*Do this*: Extract every line of the material below and reproduce it faithfully.

*Entries supplied*:
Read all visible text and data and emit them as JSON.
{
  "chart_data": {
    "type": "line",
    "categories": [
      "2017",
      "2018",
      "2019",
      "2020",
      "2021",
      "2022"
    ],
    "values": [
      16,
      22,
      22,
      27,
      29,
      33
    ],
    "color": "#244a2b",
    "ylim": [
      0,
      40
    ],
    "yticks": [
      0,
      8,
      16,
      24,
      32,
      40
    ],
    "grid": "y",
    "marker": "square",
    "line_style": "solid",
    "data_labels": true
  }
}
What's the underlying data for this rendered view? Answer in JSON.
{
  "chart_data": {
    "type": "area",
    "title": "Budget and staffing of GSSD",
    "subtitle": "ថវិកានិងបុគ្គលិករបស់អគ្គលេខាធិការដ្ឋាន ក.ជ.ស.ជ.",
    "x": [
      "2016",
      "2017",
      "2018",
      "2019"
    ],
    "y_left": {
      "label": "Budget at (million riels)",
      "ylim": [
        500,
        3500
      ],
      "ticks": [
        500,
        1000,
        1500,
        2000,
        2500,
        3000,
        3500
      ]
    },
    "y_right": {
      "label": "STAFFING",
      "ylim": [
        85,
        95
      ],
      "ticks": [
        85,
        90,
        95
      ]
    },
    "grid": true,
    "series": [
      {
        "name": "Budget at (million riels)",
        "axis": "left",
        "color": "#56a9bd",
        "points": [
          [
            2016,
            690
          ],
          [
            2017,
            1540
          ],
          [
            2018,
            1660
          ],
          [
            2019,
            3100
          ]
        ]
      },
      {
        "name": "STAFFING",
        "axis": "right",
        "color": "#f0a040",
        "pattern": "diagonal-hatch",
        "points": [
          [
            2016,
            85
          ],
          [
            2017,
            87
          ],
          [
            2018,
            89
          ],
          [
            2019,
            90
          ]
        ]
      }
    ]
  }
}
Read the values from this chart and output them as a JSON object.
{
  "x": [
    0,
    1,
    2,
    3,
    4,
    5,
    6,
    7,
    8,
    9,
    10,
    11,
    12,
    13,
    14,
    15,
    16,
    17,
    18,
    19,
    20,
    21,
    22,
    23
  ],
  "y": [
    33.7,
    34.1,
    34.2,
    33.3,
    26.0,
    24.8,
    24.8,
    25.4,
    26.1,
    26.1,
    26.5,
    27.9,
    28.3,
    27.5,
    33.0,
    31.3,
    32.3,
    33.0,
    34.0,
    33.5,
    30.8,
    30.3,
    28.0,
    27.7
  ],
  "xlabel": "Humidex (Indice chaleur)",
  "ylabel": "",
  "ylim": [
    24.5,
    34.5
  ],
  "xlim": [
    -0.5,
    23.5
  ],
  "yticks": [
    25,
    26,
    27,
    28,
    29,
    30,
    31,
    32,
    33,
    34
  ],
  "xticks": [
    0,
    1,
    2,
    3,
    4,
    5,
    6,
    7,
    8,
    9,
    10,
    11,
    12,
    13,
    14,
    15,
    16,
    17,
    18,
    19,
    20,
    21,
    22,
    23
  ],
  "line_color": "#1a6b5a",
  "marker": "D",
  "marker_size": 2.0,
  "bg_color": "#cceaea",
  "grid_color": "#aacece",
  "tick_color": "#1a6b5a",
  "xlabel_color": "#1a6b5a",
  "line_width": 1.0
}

*Correct result*:
Read all visible text and data and emit them as JSON.
{
  "chart_data": {
    "type": "line",
    "categories": [
      "2017",
      "2018",
      "2019",
      "2020",
      "2021",
      "2022"
    ],
    "values": [
      16,
      22,
      22,
      27,
      29,
      33
    ],
    "color": "#244a2b",
    "ylim": [
      0,
      40
    ],
    "yticks": [
      0,
      8,
      16,
      24,
      32,
      40
    ],
    "grid": "y",
    "marker": "square",
    "line_style": "solid",
    "data_labels": true
  }
}
What's the underlying data for this rendered view? Answer in JSON.
{
  "chart_data": {
    "type": "area",
    "title": "Budget and staffing of GSSD",
    "subtitle": "ថវិកានិងបុគ្គលិករបស់អគ្គលេខាធិការដ្ឋាន ក.ជ.ស.ជ.",
    "x": [
      "2016",
      "2017",
      "2018",
      "2019"
    ],
    "y_left": {
      "label": "Budget at (million riels)",
      "ylim": [
        500,
        3500
      ],
      "ticks": [
        500,
        1000,
        1500,
        2000,
        2500,
        3000,
        3500
      ]
    },
    "y_right": {
      "label": "STAFFING",
      "ylim": [
        85,
        95
      ],
      "ticks": [
        85,
        90,
        95
      ]
    },
    "grid": true,
    "series": [
      {
        "name": "Budget at (million riels)",
        "axis": "left",
        "color": "#56a9bd",
        "points": [
          [
            2016,
            690
          ],
          [
            2017,
            1540
          ],
          [
            2018,
            1660
          ],
          [
            2019,
            3100
          ]
        ]
      },
      {
        "name": "STAFFING",
        "axis": "right",
        "color": "#f0a040",
        "pattern": "diagonal-hatch",
        "points": [
          [
            2016,
            85
          ],
          [
            2017,
            87
          ],
          [
            2018,
            89
          ],
          [
            2019,
            90
          ]
        ]
      }
    ]
  }
}
Read the values from this chart and output them as a JSON object.
{
  "x": [
    0,
    1,
    2,
    3,
    4,
    5,
    6,
    7,
    8,
    9,
    10,
    11,
    12,
    13,
    14,
    15,
    16,
    17,
    18,
    19,
    20,
    21,
    22,
    23
  ],
  "y": [
    33.7,
    34.1,
    34.2,
    33.3,
    26.0,
    24.8,
    24.8,
    25.4,
    26.1,
    26.1,
    26.5,
    27.9,
    28.3,
    27.5,
    33.0,
    31.3,
    32.3,
    33.0,
    34.0,
    33.5,
    30.8,
    30.3,
    28.0,
    27.7
  ],
  "xlabel": "Humidex (Indice chaleur)",
  "ylabel": "",
  "ylim": [
    24.5,
    34.5
  ],
  "xlim": [
    -0.5,
    23.5
  ],
  "yticks": [
    25,
    26,
    27,
    28,
    29,
    30,
    31,
    32,
    33,
    34
  ],
  "xticks": [
    0,
    1,
    2,
    3,
    4,
    5,
    6,
    7,
    8,
    9,
    10,
    11,
    12,
    13,
    14,
    15,
    16,
    17,
    18,
    19,
    20,
    21,
    22,
    23
  ],
  "line_color": "#1a6b5a",
  "marker": "D",
  "marker_size": 2.0,
  "bg_color": "#cceaea",
  "grid_color": "#aacece",
  "tick_color": "#1a6b5a",
  "xlabel_color": "#1a6b5a",
  "line_width": 1.0
}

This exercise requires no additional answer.